**** Records for this task ****
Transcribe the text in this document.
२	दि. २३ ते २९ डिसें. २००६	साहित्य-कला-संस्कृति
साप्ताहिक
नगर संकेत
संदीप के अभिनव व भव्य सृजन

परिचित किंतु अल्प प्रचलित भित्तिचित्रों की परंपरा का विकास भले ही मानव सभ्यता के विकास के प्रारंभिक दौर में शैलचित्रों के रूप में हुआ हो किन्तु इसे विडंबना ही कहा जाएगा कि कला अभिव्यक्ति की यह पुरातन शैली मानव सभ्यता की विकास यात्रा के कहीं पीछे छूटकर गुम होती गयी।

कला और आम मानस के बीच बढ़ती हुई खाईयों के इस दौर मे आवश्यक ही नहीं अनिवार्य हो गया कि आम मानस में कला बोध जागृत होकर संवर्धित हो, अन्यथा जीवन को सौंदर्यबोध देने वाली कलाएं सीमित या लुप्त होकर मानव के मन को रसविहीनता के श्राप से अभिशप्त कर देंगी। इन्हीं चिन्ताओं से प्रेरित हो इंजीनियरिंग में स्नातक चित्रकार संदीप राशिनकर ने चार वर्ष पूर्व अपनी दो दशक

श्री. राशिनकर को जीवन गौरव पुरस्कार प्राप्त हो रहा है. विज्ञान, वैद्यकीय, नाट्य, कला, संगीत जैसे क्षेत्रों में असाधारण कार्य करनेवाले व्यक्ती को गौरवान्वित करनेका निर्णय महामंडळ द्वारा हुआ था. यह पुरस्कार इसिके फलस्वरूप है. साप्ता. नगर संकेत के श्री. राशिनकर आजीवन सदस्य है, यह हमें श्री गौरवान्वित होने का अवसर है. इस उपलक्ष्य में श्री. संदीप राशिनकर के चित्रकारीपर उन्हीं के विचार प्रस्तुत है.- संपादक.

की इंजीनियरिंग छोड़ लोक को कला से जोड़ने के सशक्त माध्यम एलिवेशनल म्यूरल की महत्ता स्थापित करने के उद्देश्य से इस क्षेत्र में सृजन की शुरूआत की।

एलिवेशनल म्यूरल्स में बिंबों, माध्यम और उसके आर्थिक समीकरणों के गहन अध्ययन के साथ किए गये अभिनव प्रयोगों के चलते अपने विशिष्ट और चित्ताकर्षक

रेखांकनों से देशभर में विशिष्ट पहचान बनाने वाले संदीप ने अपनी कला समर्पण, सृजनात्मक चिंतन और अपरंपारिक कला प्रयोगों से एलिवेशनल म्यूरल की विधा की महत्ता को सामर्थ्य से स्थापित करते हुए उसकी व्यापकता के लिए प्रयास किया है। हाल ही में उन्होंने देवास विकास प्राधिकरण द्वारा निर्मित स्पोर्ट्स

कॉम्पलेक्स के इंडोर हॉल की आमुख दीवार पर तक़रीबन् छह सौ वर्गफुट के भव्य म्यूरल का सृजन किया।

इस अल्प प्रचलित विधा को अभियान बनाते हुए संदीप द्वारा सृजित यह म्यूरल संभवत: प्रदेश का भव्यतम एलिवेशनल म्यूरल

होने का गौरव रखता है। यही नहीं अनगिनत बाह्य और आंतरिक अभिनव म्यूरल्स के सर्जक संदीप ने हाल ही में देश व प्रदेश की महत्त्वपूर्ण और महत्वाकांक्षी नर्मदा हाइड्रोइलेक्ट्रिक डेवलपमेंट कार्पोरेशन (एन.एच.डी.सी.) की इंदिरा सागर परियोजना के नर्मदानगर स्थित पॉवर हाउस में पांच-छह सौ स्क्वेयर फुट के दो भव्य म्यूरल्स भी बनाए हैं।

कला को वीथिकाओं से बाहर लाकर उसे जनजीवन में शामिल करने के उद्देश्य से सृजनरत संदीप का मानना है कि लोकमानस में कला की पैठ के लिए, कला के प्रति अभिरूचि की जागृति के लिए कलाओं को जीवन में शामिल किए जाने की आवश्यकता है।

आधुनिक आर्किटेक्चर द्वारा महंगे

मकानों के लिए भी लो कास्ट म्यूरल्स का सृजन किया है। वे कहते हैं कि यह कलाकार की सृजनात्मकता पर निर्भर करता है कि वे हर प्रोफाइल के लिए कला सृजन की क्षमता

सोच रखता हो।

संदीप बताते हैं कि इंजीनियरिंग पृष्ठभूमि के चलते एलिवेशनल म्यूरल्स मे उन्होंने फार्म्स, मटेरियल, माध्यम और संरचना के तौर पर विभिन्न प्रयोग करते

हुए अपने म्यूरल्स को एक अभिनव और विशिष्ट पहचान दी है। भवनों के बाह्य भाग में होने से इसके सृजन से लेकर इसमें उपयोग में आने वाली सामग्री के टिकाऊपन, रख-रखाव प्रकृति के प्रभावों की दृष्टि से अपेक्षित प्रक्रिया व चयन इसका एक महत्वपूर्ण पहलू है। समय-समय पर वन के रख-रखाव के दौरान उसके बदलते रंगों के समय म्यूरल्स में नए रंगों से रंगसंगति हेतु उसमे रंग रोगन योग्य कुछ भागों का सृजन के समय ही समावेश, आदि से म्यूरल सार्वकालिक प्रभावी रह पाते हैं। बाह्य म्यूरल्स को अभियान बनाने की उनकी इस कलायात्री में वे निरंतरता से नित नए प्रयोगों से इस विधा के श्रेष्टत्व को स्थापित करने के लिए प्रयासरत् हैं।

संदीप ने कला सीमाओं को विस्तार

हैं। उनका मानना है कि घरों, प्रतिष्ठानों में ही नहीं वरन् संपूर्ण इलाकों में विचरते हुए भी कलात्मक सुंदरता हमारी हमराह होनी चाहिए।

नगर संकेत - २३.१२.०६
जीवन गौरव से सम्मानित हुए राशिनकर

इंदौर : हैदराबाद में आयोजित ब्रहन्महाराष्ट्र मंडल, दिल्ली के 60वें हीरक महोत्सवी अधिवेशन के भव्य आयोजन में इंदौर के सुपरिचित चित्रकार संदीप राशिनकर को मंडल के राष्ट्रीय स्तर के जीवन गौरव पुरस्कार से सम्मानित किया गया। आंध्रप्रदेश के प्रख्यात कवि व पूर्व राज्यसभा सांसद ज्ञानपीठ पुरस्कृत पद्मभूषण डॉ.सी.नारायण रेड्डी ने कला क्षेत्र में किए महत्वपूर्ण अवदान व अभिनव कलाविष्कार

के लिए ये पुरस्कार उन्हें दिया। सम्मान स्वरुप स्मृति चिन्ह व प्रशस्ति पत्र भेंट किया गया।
****
The request: Restate the whole listing exactly, leaving out nothing.

Response to this task:
Transcribe the text in this document.
२	दि. २३ ते २९ डिसें. २००६	साहित्य-कला-संस्कृति
साप्ताहिक
नगर संकेत
संदीप के अभिनव व भव्य सृजन

परिचित किंतु अल्प प्रचलित भित्तिचित्रों की परंपरा का विकास भले ही मानव सभ्यता के विकास के प्रारंभिक दौर में शैलचित्रों के रूप में हुआ हो किन्तु इसे विडंबना ही कहा जाएगा कि कला अभिव्यक्ति की यह पुरातन शैली मानव सभ्यता की विकास यात्रा के कहीं पीछे छूटकर गुम होती गयी।

कला और आम मानस के बीच बढ़ती हुई खाईयों के इस दौर मे आवश्यक ही नहीं अनिवार्य हो गया कि आम मानस में कला बोध जागृत होकर संवर्धित हो, अन्यथा जीवन को सौंदर्यबोध देने वाली कलाएं सीमित या लुप्त होकर मानव के मन को रसविहीनता के श्राप से अभिशप्त कर देंगी। इन्हीं चिन्ताओं से प्रेरित हो इंजीनियरिंग में स्नातक चित्रकार संदीप राशिनकर ने चार वर्ष पूर्व अपनी दो दशक

श्री. राशिनकर को जीवन गौरव पुरस्कार प्राप्त हो रहा है. विज्ञान, वैद्यकीय, नाट्य, कला, संगीत जैसे क्षेत्रों में असाधारण कार्य करनेवाले व्यक्ती को गौरवान्वित करनेका निर्णय महामंडळ द्वारा हुआ था. यह पुरस्कार इसिके फलस्वरूप है. साप्ता. नगर संकेत के श्री. राशिनकर आजीवन सदस्य है, यह हमें श्री गौरवान्वित होने का अवसर है. इस उपलक्ष्य में श्री. संदीप राशिनकर के चित्रकारीपर उन्हीं के विचार प्रस्तुत है.- संपादक.

की इंजीनियरिंग छोड़ लोक को कला से जोड़ने के सशक्त माध्यम एलिवेशनल म्यूरल की महत्ता स्थापित करने के उद्देश्य से इस क्षेत्र में सृजन की शुरूआत की।

एलिवेशनल म्यूरल्स में बिंबों, माध्यम और उसके आर्थिक समीकरणों के गहन अध्ययन के साथ किए गये अभिनव प्रयोगों के चलते अपने विशिष्ट और चित्ताकर्षक

रेखांकनों से देशभर में विशिष्ट पहचान बनाने वाले संदीप ने अपनी कला समर्पण, सृजनात्मक चिंतन और अपरंपारिक कला प्रयोगों से एलिवेशनल म्यूरल की विधा की महत्ता को सामर्थ्य से स्थापित करते हुए उसकी व्यापकता के लिए प्रयास किया है। हाल ही में उन्होंने देवास विकास प्राधिकरण द्वारा निर्मित स्पोर्ट्स

कॉम्पलेक्स के इंडोर हॉल की आमुख दीवार पर तक़रीबन् छह सौ वर्गफुट के भव्य म्यूरल का सृजन किया।

इस अल्प प्रचलित विधा को अभियान बनाते हुए संदीप द्वारा सृजित यह म्यूरल संभवत: प्रदेश का भव्यतम एलिवेशनल म्यूरल

होने का गौरव रखता है। यही नहीं अनगिनत बाह्य और आंतरिक अभिनव म्यूरल्स के सर्जक संदीप ने हाल ही में देश व प्रदेश की महत्त्वपूर्ण और महत्वाकांक्षी नर्मदा हाइड्रोइलेक्ट्रिक डेवलपमेंट कार्पोरेशन (एन.एच.डी.सी.) की इंदिरा सागर परियोजना के नर्मदानगर स्थित पॉवर हाउस में पांच-छह सौ स्क्वेयर फुट के दो भव्य म्यूरल्स भी बनाए हैं।

कला को वीथिकाओं से बाहर लाकर उसे जनजीवन में शामिल करने के उद्देश्य से सृजनरत संदीप का मानना है कि लोकमानस में कला की पैठ के लिए, कला के प्रति अभिरूचि की जागृति के लिए कलाओं को जीवन में शामिल किए जाने की आवश्यकता है।

आधुनिक आर्किटेक्चर द्वारा महंगे

मकानों के लिए भी लो कास्ट म्यूरल्स का सृजन किया है। वे कहते हैं कि यह कलाकार की सृजनात्मकता पर निर्भर करता है कि वे हर प्रोफाइल के लिए कला सृजन की क्षमता

सोच रखता हो।

संदीप बताते हैं कि इंजीनियरिंग पृष्ठभूमि के चलते एलिवेशनल म्यूरल्स मे उन्होंने फार्म्स, मटेरियल, माध्यम और संरचना के तौर पर विभिन्न प्रयोग करते

हुए अपने म्यूरल्स को एक अभिनव और विशिष्ट पहचान दी है। भवनों के बाह्य भाग में होने से इसके सृजन से लेकर इसमें उपयोग में आने वाली सामग्री के टिकाऊपन, रख-रखाव प्रकृति के प्रभावों की दृष्टि से अपेक्षित प्रक्रिया व चयन इसका एक महत्वपूर्ण पहलू है। समय-समय पर वन के रख-रखाव के दौरान उसके बदलते रंगों के समय म्यूरल्स में नए रंगों से रंगसंगति हेतु उसमे रंग रोगन योग्य कुछ भागों का सृजन के समय ही समावेश, आदि से म्यूरल सार्वकालिक प्रभावी रह पाते हैं। बाह्य म्यूरल्स को अभियान बनाने की उनकी इस कलायात्री में वे निरंतरता से नित नए प्रयोगों से इस विधा के श्रेष्टत्व को स्थापित करने के लिए प्रयासरत् हैं।

संदीप ने कला सीमाओं को विस्तार

हैं। उनका मानना है कि घरों, प्रतिष्ठानों में ही नहीं वरन् संपूर्ण इलाकों में विचरते हुए भी कलात्मक सुंदरता हमारी हमराह होनी चाहिए।

नगर संकेत - २३.१२.०६
जीवन गौरव से सम्मानित हुए राशिनकर

इंदौर : हैदराबाद में आयोजित ब्रहन्महाराष्ट्र मंडल, दिल्ली के 60वें हीरक महोत्सवी अधिवेशन के भव्य आयोजन में इंदौर के सुपरिचित चित्रकार संदीप राशिनकर को मंडल के राष्ट्रीय स्तर के जीवन गौरव पुरस्कार से सम्मानित किया गया। आंध्रप्रदेश के प्रख्यात कवि व पूर्व राज्यसभा सांसद ज्ञानपीठ पुरस्कृत पद्मभूषण डॉ.सी.नारायण रेड्डी ने कला क्षेत्र में किए महत्वपूर्ण अवदान व अभिनव कलाविष्कार

के लिए ये पुरस्कार उन्हें दिया। सम्मान स्वरुप स्मृति चिन्ह व प्रशस्ति पत्र भेंट किया गया।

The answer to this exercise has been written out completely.